Task inputs:
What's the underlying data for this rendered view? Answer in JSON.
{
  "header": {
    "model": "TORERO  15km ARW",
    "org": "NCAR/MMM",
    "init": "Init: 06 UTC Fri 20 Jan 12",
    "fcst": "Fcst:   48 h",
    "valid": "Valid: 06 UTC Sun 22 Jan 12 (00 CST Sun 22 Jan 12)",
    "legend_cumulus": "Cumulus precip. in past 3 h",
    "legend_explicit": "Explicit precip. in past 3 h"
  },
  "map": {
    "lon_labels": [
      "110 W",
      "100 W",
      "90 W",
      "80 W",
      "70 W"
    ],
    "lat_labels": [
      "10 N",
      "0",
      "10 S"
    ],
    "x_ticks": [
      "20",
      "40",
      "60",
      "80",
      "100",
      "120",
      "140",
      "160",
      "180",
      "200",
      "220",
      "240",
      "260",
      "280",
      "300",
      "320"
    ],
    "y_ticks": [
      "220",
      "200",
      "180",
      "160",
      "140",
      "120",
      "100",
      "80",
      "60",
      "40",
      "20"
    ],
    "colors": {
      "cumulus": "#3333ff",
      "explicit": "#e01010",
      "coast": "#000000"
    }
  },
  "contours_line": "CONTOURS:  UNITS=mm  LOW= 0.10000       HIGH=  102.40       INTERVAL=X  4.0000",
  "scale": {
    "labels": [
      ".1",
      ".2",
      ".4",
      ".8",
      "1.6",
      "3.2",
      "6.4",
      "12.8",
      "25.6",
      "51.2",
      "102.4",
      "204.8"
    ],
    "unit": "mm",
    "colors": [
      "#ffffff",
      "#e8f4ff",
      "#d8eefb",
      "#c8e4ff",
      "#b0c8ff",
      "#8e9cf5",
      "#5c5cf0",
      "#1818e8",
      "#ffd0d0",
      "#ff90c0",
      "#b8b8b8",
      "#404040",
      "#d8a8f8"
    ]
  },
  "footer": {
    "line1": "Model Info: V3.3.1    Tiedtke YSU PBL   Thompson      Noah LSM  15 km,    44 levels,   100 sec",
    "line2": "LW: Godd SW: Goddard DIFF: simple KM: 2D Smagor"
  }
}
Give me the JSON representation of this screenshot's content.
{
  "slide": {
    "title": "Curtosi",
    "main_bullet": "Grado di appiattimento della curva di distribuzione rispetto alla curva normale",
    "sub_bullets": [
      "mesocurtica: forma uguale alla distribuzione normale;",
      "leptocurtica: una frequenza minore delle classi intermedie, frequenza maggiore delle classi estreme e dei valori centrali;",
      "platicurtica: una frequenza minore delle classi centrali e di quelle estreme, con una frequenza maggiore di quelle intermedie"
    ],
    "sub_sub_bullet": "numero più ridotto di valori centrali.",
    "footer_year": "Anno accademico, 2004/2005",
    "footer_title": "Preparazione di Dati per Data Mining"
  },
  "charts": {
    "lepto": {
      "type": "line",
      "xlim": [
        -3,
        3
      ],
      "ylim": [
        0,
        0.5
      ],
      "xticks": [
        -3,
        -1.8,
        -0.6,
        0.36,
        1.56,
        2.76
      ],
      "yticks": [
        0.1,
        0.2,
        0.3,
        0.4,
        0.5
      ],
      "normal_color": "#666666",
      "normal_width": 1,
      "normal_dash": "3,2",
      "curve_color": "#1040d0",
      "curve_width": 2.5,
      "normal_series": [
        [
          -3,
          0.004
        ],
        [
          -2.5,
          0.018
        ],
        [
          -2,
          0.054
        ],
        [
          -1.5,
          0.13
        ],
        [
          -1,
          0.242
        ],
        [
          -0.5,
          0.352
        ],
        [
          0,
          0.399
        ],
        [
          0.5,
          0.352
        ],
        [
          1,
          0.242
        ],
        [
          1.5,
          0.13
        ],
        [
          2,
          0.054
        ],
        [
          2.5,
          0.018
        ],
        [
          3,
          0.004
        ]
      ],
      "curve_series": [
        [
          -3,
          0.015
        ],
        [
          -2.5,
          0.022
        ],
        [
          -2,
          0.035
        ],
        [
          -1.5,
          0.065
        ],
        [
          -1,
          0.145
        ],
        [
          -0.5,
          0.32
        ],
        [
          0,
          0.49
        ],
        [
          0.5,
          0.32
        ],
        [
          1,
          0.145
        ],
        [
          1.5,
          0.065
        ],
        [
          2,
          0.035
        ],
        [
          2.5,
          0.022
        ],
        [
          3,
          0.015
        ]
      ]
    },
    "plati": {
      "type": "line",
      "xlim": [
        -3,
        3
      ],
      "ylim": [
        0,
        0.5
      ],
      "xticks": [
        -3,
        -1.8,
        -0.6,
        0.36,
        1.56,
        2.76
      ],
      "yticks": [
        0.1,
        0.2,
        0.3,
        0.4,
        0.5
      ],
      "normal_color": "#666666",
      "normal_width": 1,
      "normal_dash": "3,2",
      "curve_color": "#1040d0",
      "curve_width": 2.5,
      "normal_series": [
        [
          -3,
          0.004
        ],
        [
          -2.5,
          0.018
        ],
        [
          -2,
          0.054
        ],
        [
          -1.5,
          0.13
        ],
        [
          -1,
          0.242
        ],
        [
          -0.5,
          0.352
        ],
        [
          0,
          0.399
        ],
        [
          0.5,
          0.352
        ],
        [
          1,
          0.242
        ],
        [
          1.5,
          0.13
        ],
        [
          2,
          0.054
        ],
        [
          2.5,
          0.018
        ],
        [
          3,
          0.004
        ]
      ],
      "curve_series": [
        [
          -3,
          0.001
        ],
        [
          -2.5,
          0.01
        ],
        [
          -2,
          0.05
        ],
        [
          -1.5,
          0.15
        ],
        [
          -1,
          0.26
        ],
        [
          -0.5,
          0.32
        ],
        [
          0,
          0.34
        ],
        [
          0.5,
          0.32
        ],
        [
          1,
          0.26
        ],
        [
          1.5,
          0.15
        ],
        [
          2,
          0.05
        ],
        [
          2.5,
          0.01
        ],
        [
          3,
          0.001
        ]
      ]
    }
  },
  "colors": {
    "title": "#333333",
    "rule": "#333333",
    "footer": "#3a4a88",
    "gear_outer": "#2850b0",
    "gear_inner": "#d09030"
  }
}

Objective:
Would you restate each of the entries word for word?

In response:
What's the underlying data for this rendered view? Answer in JSON.
{
  "header": {
    "model": "TORERO  15km ARW",
    "org": "NCAR/MMM",
    "init": "Init: 06 UTC Fri 20 Jan 12",
    "fcst": "Fcst:   48 h",
    "valid": "Valid: 06 UTC Sun 22 Jan 12 (00 CST Sun 22 Jan 12)",
    "legend_cumulus": "Cumulus precip. in past 3 h",
    "legend_explicit": "Explicit precip. in past 3 h"
  },
  "map": {
    "lon_labels": [
      "110 W",
      "100 W",
      "90 W",
      "80 W",
      "70 W"
    ],
    "lat_labels": [
      "10 N",
      "0",
      "10 S"
    ],
    "x_ticks": [
      "20",
      "40",
      "60",
      "80",
      "100",
      "120",
      "140",
      "160",
      "180",
      "200",
      "220",
      "240",
      "260",
      "280",
      "300",
      "320"
    ],
    "y_ticks": [
      "220",
      "200",
      "180",
      "160",
      "140",
      "120",
      "100",
      "80",
      "60",
      "40",
      "20"
    ],
    "colors": {
      "cumulus": "#3333ff",
      "explicit": "#e01010",
      "coast": "#000000"
    }
  },
  "contours_line": "CONTOURS:  UNITS=mm  LOW= 0.10000       HIGH=  102.40       INTERVAL=X  4.0000",
  "scale": {
    "labels": [
      ".1",
      ".2",
      ".4",
      ".8",
      "1.6",
      "3.2",
      "6.4",
      "12.8",
      "25.6",
      "51.2",
      "102.4",
      "204.8"
    ],
    "unit": "mm",
    "colors": [
      "#ffffff",
      "#e8f4ff",
      "#d8eefb",
      "#c8e4ff",
      "#b0c8ff",
      "#8e9cf5",
      "#5c5cf0",
      "#1818e8",
      "#ffd0d0",
      "#ff90c0",
      "#b8b8b8",
      "#404040",
      "#d8a8f8"
    ]
  },
  "footer": {
    "line1": "Model Info: V3.3.1    Tiedtke YSU PBL   Thompson      Noah LSM  15 km,    44 levels,   100 sec",
    "line2": "LW: Godd SW: Goddard DIFF: simple KM: 2D Smagor"
  }
}
Give me the JSON representation of this screenshot's content.
{
  "slide": {
    "title": "Curtosi",
    "main_bullet": "Grado di appiattimento della curva di distribuzione rispetto alla curva normale",
    "sub_bullets": [
      "mesocurtica: forma uguale alla distribuzione normale;",
      "leptocurtica: una frequenza minore delle classi intermedie, frequenza maggiore delle classi estreme e dei valori centrali;",
      "platicurtica: una frequenza minore delle classi centrali e di quelle estreme, con una frequenza maggiore di quelle intermedie"
    ],
    "sub_sub_bullet": "numero più ridotto di valori centrali.",
    "footer_year": "Anno accademico, 2004/2005",
    "footer_title": "Preparazione di Dati per Data Mining"
  },
  "charts": {
    "lepto": {
      "type": "line",
      "xlim": [
        -3,
        3
      ],
      "ylim": [
        0,
        0.5
      ],
      "xticks": [
        -3,
        -1.8,
        -0.6,
        0.36,
        1.56,
        2.76
      ],
      "yticks": [
        0.1,
        0.2,
        0.3,
        0.4,
        0.5
      ],
      "normal_color": "#666666",
      "normal_width": 1,
      "normal_dash": "3,2",
      "curve_color": "#1040d0",
      "curve_width": 2.5,
      "normal_series": [
        [
          -3,
          0.004
        ],
        [
          -2.5,
          0.018
        ],
        [
          -2,
          0.054
        ],
        [
          -1.5,
          0.13
        ],
        [
          -1,
          0.242
        ],
        [
          -0.5,
          0.352
        ],
        [
          0,
          0.399
        ],
        [
          0.5,
          0.352
        ],
        [
          1,
          0.242
        ],
        [
          1.5,
          0.13
        ],
        [
          2,
          0.054
        ],
        [
          2.5,
          0.018
        ],
        [
          3,
          0.004
        ]
      ],
      "curve_series": [
        [
          -3,
          0.015
        ],
        [
          -2.5,
          0.022
        ],
        [
          -2,
          0.035
        ],
        [
          -1.5,
          0.065
        ],
        [
          -1,
          0.145
        ],
        [
          -0.5,
          0.32
        ],
        [
          0,
          0.49
        ],
        [
          0.5,
          0.32
        ],
        [
          1,
          0.145
        ],
        [
          1.5,
          0.065
        ],
        [
          2,
          0.035
        ],
        [
          2.5,
          0.022
        ],
        [
          3,
          0.015
        ]
      ]
    },
    "plati": {
      "type": "line",
      "xlim": [
        -3,
        3
      ],
      "ylim": [
        0,
        0.5
      ],
      "xticks": [
        -3,
        -1.8,
        -0.6,
        0.36,
        1.56,
        2.76
      ],
      "yticks": [
        0.1,
        0.2,
        0.3,
        0.4,
        0.5
      ],
      "normal_color": "#666666",
      "normal_width": 1,
      "normal_dash": "3,2",
      "curve_color": "#1040d0",
      "curve_width": 2.5,
      "normal_series": [
        [
          -3,
          0.004
        ],
        [
          -2.5,
          0.018
        ],
        [
          -2,
          0.054
        ],
        [
          -1.5,
          0.13
        ],
        [
          -1,
          0.242
        ],
        [
          -0.5,
          0.352
        ],
        [
          0,
          0.399
        ],
        [
          0.5,
          0.352
        ],
        [
          1,
          0.242
        ],
        [
          1.5,
          0.13
        ],
        [
          2,
          0.054
        ],
        [
          2.5,
          0.018
        ],
        [
          3,
          0.004
        ]
      ],
      "curve_series": [
        [
          -3,
          0.001
        ],
        [
          -2.5,
          0.01
        ],
        [
          -2,
          0.05
        ],
        [
          -1.5,
          0.15
        ],
        [
          -1,
          0.26
        ],
        [
          -0.5,
          0.32
        ],
        [
          0,
          0.34
        ],
        [
          0.5,
          0.32
        ],
        [
          1,
          0.26
        ],
        [
          1.5,
          0.15
        ],
        [
          2,
          0.05
        ],
        [
          2.5,
          0.01
        ],
        [
          3,
          0.001
        ]
      ]
    }
  },
  "colors": {
    "title": "#333333",
    "rule": "#333333",
    "footer": "#3a4a88",
    "gear_outer": "#2850b0",
    "gear_inner": "#d09030"
  }
}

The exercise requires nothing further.